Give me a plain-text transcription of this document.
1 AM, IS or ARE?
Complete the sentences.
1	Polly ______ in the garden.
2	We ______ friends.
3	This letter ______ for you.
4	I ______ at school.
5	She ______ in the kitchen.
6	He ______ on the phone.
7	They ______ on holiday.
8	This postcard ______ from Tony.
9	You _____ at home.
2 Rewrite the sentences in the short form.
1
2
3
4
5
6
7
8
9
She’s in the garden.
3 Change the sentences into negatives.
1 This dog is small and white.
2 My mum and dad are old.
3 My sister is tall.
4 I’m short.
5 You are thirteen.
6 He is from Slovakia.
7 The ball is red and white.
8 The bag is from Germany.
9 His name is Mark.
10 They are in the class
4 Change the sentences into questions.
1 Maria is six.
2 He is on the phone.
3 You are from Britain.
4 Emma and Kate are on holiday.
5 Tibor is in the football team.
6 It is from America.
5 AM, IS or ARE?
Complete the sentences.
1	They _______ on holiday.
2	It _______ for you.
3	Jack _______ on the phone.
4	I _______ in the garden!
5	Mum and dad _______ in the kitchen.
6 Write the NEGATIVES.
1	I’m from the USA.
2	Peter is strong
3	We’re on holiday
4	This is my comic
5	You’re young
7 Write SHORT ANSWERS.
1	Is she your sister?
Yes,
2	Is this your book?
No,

> [Exercise task]
Repeat the data in its entirety, character for character.

> [Written answer]
Give me a plain-text transcription of this document.
1 AM, IS or ARE?
Complete the sentences.
1	Polly ______ in the garden.
2	We ______ friends.
3	This letter ______ for you.
4	I ______ at school.
5	She ______ in the kitchen.
6	He ______ on the phone.
7	They ______ on holiday.
8	This postcard ______ from Tony.
9	You _____ at home.
2 Rewrite the sentences in the short form.
1
2
3
4
5
6
7
8
9
She’s in the garden.
3 Change the sentences into negatives.
1 This dog is small and white.
2 My mum and dad are old.
3 My sister is tall.
4 I’m short.
5 You are thirteen.
6 He is from Slovakia.
7 The ball is red and white.
8 The bag is from Germany.
9 His name is Mark.
10 They are in the class
4 Change the sentences into questions.
1 Maria is six.
2 He is on the phone.
3 You are from Britain.
4 Emma and Kate are on holiday.
5 Tibor is in the football team.
6 It is from America.
5 AM, IS or ARE?
Complete the sentences.
1	They _______ on holiday.
2	It _______ for you.
3	Jack _______ on the phone.
4	I _______ in the garden!
5	Mum and dad _______ in the kitchen.
6 Write the NEGATIVES.
1	I’m from the USA.
2	Peter is strong
3	We’re on holiday
4	This is my comic
5	You’re young
7 Write SHORT ANSWERS.
1	Is she your sister?
Yes,
2	Is this your book?
No,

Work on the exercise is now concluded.